*Required task*: Examine the entries and show every line in which the word "separation" is found.

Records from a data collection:
+++
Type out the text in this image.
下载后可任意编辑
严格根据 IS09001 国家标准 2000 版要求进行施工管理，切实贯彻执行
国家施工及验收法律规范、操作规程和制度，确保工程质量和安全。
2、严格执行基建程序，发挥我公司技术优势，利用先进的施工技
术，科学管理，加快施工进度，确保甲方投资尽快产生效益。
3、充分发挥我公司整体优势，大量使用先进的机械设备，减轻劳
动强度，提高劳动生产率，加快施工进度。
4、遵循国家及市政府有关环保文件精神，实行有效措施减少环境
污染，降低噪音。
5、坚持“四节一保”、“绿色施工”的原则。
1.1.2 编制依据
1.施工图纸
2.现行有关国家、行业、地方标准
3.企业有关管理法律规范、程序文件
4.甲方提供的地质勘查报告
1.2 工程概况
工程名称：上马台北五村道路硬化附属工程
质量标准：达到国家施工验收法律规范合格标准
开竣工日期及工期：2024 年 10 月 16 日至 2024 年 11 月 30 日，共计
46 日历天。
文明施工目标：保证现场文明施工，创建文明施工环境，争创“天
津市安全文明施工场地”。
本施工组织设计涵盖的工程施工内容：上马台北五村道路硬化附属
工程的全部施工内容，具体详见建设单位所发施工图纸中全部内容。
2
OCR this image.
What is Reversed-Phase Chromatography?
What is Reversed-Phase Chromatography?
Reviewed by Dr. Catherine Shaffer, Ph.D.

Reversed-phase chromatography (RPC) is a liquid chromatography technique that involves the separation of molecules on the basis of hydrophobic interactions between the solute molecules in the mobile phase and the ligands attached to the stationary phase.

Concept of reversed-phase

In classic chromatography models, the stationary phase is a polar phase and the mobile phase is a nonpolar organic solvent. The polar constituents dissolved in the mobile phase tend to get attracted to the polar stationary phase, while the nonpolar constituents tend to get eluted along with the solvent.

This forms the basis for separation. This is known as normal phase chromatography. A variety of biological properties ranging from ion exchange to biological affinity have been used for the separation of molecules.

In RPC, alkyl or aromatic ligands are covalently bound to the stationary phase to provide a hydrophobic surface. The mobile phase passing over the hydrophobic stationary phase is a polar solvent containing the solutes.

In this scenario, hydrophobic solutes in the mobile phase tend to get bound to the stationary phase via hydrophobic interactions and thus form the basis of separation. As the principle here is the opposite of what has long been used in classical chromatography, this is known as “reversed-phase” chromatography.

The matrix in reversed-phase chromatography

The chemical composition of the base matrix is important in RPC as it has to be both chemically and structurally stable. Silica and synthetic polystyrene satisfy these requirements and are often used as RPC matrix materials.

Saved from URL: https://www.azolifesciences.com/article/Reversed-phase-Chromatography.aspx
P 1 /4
+++
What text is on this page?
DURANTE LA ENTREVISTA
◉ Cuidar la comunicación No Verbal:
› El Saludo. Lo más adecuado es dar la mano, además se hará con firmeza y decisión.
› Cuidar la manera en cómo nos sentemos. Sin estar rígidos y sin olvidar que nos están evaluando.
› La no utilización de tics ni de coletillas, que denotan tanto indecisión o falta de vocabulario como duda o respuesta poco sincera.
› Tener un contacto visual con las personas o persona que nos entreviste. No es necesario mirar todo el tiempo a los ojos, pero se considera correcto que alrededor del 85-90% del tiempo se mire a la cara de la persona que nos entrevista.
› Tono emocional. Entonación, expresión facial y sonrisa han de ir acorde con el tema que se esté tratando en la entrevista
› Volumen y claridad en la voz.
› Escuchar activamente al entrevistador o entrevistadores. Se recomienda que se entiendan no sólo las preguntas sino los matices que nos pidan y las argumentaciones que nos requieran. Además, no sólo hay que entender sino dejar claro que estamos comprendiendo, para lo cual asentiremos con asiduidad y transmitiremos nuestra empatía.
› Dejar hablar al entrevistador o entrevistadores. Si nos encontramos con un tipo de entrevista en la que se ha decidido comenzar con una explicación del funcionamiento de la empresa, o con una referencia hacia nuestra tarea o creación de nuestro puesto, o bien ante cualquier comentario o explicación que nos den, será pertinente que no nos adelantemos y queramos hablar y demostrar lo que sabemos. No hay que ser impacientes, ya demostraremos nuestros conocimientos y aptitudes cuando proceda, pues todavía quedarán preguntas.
+++
*Exercise answer*:
Reversed-phase chromatography (RPC) is a liquid chromatography technique that involves the separation of molecules on the basis of hydrophobic interactions between the solute molecules in the mobile phase and the ligands attached to the stationary phase.
This forms the basis for separation. This is known as normal phase chromatography. A variety of biological properties ranging from ion exchange to biological affinity have been used for the separation of molecules.
In this scenario, hydrophobic solutes in the mobile phase tend to get bound to the stationary phase via hydrophobic interactions and thus form the basis of separation. As the principle here is the opposite of what has long been used in classical chromatography, this is known as “reversed-phase” chromatography.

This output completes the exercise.